YOUR OBJECTIVE
Please write out the material below exactly as given.

**** EXTRACTED INFORMATION ****

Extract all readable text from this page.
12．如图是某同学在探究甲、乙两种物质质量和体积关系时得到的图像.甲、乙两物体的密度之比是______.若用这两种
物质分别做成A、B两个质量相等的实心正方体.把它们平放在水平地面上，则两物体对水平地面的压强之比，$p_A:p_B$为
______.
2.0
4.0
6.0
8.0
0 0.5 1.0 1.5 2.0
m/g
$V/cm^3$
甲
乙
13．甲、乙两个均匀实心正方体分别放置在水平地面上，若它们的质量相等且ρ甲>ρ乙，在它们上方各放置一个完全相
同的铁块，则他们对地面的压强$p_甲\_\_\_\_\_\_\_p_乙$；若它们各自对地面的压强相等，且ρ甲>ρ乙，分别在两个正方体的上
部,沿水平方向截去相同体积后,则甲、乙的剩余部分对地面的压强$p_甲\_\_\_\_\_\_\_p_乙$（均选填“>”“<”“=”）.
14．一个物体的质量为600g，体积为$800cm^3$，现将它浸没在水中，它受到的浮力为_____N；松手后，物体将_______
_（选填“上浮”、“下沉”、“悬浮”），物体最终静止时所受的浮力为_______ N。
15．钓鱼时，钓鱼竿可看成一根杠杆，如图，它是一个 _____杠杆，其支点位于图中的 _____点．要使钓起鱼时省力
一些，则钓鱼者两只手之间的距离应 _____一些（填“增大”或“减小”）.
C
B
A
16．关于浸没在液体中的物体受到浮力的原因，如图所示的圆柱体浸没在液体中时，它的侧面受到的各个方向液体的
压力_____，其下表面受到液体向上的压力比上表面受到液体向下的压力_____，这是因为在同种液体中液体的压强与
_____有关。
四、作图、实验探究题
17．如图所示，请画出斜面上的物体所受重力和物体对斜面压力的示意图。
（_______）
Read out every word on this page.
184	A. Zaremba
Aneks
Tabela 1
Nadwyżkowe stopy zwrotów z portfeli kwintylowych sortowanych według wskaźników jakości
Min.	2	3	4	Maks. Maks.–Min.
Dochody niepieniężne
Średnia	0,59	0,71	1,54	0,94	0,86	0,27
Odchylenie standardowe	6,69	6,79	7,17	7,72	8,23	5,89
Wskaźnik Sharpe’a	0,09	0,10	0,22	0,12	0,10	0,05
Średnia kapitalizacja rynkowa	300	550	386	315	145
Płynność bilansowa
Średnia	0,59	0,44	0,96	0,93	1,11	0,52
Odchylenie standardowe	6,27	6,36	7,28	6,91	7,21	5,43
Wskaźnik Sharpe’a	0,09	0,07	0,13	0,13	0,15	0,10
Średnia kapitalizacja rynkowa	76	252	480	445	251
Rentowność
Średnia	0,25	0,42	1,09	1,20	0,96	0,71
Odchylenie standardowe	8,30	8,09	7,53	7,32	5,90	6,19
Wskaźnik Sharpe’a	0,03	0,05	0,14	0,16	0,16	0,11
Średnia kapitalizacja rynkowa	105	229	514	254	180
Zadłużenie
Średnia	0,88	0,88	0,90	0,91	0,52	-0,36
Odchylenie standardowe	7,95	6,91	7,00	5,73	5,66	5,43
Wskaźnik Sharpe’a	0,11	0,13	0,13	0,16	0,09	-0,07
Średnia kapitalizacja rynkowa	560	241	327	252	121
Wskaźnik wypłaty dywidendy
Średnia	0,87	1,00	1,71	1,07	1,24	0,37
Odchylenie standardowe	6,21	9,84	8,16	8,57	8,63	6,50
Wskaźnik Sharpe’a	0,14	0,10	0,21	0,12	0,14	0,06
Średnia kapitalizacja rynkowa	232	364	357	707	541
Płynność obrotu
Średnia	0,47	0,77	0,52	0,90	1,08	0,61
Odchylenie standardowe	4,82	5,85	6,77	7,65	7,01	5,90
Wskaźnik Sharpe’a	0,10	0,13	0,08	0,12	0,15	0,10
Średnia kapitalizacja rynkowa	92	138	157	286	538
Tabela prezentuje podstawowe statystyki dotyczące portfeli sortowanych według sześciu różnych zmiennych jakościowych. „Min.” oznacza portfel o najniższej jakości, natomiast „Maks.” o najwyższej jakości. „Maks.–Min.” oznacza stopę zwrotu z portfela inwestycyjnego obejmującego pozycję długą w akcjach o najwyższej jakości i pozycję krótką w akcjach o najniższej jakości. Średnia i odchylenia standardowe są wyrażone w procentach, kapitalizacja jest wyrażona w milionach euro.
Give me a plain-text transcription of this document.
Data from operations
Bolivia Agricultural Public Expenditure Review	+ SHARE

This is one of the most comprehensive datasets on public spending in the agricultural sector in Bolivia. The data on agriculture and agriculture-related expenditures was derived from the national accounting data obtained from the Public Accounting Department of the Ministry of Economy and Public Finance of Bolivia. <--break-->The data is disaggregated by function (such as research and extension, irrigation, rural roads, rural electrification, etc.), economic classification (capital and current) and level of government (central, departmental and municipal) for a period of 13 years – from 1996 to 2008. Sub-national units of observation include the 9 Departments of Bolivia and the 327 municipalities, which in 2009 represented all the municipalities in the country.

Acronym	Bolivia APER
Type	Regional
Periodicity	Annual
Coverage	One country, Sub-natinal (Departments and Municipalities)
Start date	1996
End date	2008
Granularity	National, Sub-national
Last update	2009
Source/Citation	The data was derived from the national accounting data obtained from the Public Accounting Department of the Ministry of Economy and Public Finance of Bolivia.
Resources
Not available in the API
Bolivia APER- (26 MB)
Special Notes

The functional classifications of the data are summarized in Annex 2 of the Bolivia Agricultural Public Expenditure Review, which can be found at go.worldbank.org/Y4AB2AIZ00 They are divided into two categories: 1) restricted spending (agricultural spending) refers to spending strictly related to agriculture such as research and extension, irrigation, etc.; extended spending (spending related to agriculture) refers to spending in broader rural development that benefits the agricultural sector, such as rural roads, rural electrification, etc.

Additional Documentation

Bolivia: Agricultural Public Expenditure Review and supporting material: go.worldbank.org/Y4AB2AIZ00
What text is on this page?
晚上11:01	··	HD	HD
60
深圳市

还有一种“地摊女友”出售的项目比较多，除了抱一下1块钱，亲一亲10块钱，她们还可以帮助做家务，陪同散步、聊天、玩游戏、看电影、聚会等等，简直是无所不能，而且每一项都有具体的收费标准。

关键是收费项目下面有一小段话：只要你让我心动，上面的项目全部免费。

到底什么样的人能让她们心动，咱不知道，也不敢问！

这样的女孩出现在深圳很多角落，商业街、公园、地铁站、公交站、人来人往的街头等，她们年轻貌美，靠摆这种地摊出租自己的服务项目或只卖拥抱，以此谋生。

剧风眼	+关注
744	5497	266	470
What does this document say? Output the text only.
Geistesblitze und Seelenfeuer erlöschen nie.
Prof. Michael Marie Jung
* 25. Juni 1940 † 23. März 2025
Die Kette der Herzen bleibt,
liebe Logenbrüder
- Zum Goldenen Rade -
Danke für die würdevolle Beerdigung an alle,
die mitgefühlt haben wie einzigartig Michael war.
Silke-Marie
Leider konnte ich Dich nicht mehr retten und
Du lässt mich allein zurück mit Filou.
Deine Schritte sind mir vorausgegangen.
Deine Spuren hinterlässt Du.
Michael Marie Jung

****

TASK RESULT
Extract all readable text from this page.
12．如图是某同学在探究甲、乙两种物质质量和体积关系时得到的图像.甲、乙两物体的密度之比是______.若用这两种
物质分别做成A、B两个质量相等的实心正方体.把它们平放在水平地面上，则两物体对水平地面的压强之比，$p_A:p_B$为
______.
2.0
4.0
6.0
8.0
0 0.5 1.0 1.5 2.0
m/g
$V/cm^3$
甲
乙
13．甲、乙两个均匀实心正方体分别放置在水平地面上，若它们的质量相等且ρ甲>ρ乙，在它们上方各放置一个完全相
同的铁块，则他们对地面的压强$p_甲\_\_\_\_\_\_\_p_乙$；若它们各自对地面的压强相等，且ρ甲>ρ乙，分别在两个正方体的上
部,沿水平方向截去相同体积后,则甲、乙的剩余部分对地面的压强$p_甲\_\_\_\_\_\_\_p_乙$（均选填“>”“<”“=”）.
14．一个物体的质量为600g，体积为$800cm^3$，现将它浸没在水中，它受到的浮力为_____N；松手后，物体将_______
_（选填“上浮”、“下沉”、“悬浮”），物体最终静止时所受的浮力为_______ N。
15．钓鱼时，钓鱼竿可看成一根杠杆，如图，它是一个 _____杠杆，其支点位于图中的 _____点．要使钓起鱼时省力
一些，则钓鱼者两只手之间的距离应 _____一些（填“增大”或“减小”）.
C
B
A
16．关于浸没在液体中的物体受到浮力的原因，如图所示的圆柱体浸没在液体中时，它的侧面受到的各个方向液体的
压力_____，其下表面受到液体向上的压力比上表面受到液体向下的压力_____，这是因为在同种液体中液体的压强与
_____有关。
四、作图、实验探究题
17．如图所示，请画出斜面上的物体所受重力和物体对斜面压力的示意图。
（_______）
Read out every word on this page.
184	A. Zaremba
Aneks
Tabela 1
Nadwyżkowe stopy zwrotów z portfeli kwintylowych sortowanych według wskaźników jakości
Min.	2	3	4	Maks. Maks.–Min.
Dochody niepieniężne
Średnia	0,59	0,71	1,54	0,94	0,86	0,27
Odchylenie standardowe	6,69	6,79	7,17	7,72	8,23	5,89
Wskaźnik Sharpe’a	0,09	0,10	0,22	0,12	0,10	0,05
Średnia kapitalizacja rynkowa	300	550	386	315	145
Płynność bilansowa
Średnia	0,59	0,44	0,96	0,93	1,11	0,52
Odchylenie standardowe	6,27	6,36	7,28	6,91	7,21	5,43
Wskaźnik Sharpe’a	0,09	0,07	0,13	0,13	0,15	0,10
Średnia kapitalizacja rynkowa	76	252	480	445	251
Rentowność
Średnia	0,25	0,42	1,09	1,20	0,96	0,71
Odchylenie standardowe	8,30	8,09	7,53	7,32	5,90	6,19
Wskaźnik Sharpe’a	0,03	0,05	0,14	0,16	0,16	0,11
Średnia kapitalizacja rynkowa	105	229	514	254	180
Zadłużenie
Średnia	0,88	0,88	0,90	0,91	0,52	-0,36
Odchylenie standardowe	7,95	6,91	7,00	5,73	5,66	5,43
Wskaźnik Sharpe’a	0,11	0,13	0,13	0,16	0,09	-0,07
Średnia kapitalizacja rynkowa	560	241	327	252	121
Wskaźnik wypłaty dywidendy
Średnia	0,87	1,00	1,71	1,07	1,24	0,37
Odchylenie standardowe	6,21	9,84	8,16	8,57	8,63	6,50
Wskaźnik Sharpe’a	0,14	0,10	0,21	0,12	0,14	0,06
Średnia kapitalizacja rynkowa	232	364	357	707	541
Płynność obrotu
Średnia	0,47	0,77	0,52	0,90	1,08	0,61
Odchylenie standardowe	4,82	5,85	6,77	7,65	7,01	5,90
Wskaźnik Sharpe’a	0,10	0,13	0,08	0,12	0,15	0,10
Średnia kapitalizacja rynkowa	92	138	157	286	538
Tabela prezentuje podstawowe statystyki dotyczące portfeli sortowanych według sześciu różnych zmiennych jakościowych. „Min.” oznacza portfel o najniższej jakości, natomiast „Maks.” o najwyższej jakości. „Maks.–Min.” oznacza stopę zwrotu z portfela inwestycyjnego obejmującego pozycję długą w akcjach o najwyższej jakości i pozycję krótką w akcjach o najniższej jakości. Średnia i odchylenia standardowe są wyrażone w procentach, kapitalizacja jest wyrażona w milionach euro.
Give me a plain-text transcription of this document.
Data from operations
Bolivia Agricultural Public Expenditure Review	+ SHARE

This is one of the most comprehensive datasets on public spending in the agricultural sector in Bolivia. The data on agriculture and agriculture-related expenditures was derived from the national accounting data obtained from the Public Accounting Department of the Ministry of Economy and Public Finance of Bolivia. <--break-->The data is disaggregated by function (such as research and extension, irrigation, rural roads, rural electrification, etc.), economic classification (capital and current) and level of government (central, departmental and municipal) for a period of 13 years – from 1996 to 2008. Sub-national units of observation include the 9 Departments of Bolivia and the 327 municipalities, which in 2009 represented all the municipalities in the country.

Acronym	Bolivia APER
Type	Regional
Periodicity	Annual
Coverage	One country, Sub-natinal (Departments and Municipalities)
Start date	1996
End date	2008
Granularity	National, Sub-national
Last update	2009
Source/Citation	The data was derived from the national accounting data obtained from the Public Accounting Department of the Ministry of Economy and Public Finance of Bolivia.
Resources
Not available in the API
Bolivia APER- (26 MB)
Special Notes

The functional classifications of the data are summarized in Annex 2 of the Bolivia Agricultural Public Expenditure Review, which can be found at go.worldbank.org/Y4AB2AIZ00 They are divided into two categories: 1) restricted spending (agricultural spending) refers to spending strictly related to agriculture such as research and extension, irrigation, etc.; extended spending (spending related to agriculture) refers to spending in broader rural development that benefits the agricultural sector, such as rural roads, rural electrification, etc.

Additional Documentation

Bolivia: Agricultural Public Expenditure Review and supporting material: go.worldbank.org/Y4AB2AIZ00
What text is on this page?
晚上11:01	··	HD	HD
60
深圳市

还有一种“地摊女友”出售的项目比较多，除了抱一下1块钱，亲一亲10块钱，她们还可以帮助做家务，陪同散步、聊天、玩游戏、看电影、聚会等等，简直是无所不能，而且每一项都有具体的收费标准。

关键是收费项目下面有一小段话：只要你让我心动，上面的项目全部免费。

到底什么样的人能让她们心动，咱不知道，也不敢问！

这样的女孩出现在深圳很多角落，商业街、公园、地铁站、公交站、人来人往的街头等，她们年轻貌美，靠摆这种地摊出租自己的服务项目或只卖拥抱，以此谋生。

剧风眼	+关注
744	5497	266	470
What does this document say? Output the text only.
Geistesblitze und Seelenfeuer erlöschen nie.
Prof. Michael Marie Jung
* 25. Juni 1940 † 23. März 2025
Die Kette der Herzen bleibt,
liebe Logenbrüder
- Zum Goldenen Rade -
Danke für die würdevolle Beerdigung an alle,
die mitgefühlt haben wie einzigartig Michael war.
Silke-Marie
Leider konnte ich Dich nicht mehr retten und
Du lässt mich allein zurück mit Filou.
Deine Schritte sind mir vorausgegangen.
Deine Spuren hinterlässt Du.
Michael Marie Jung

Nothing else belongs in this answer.